Task details:
Skip any picture you find and retype all the remaining lines exactly.

Records shown:
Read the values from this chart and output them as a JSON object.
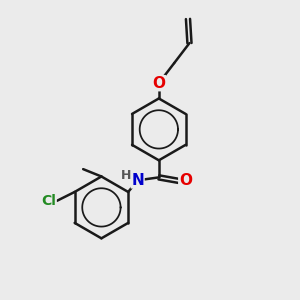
{
  "bg_color": "#ebebeb",
  "bond_color": "#1a1a1a",
  "bond_width": 1.8,
  "atom_colors": {
    "O": "#e60000",
    "N": "#0000cc",
    "Cl": "#228B22",
    "C": "#1a1a1a",
    "H": "#555555"
  },
  "font_size": 10,
  "fig_size": [
    3.0,
    3.0
  ],
  "xlim": [
    0,
    10
  ],
  "ylim": [
    0,
    10
  ]
}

The answer:
Read the values from this chart and output them as a JSON object.
{
  "bg_color": "#ebebeb",
  "bond_color": "#1a1a1a",
  "bond_width": 1.8,
  "atom_colors": {
    "O": "#e60000",
    "N": "#0000cc",
    "Cl": "#228B22",
    "C": "#1a1a1a",
    "H": "#555555"
  },
  "font_size": 10,
  "fig_size": [
    3.0,
    3.0
  ],
  "xlim": [
    0,
    10
  ],
  "ylim": [
    0,
    10
  ]
}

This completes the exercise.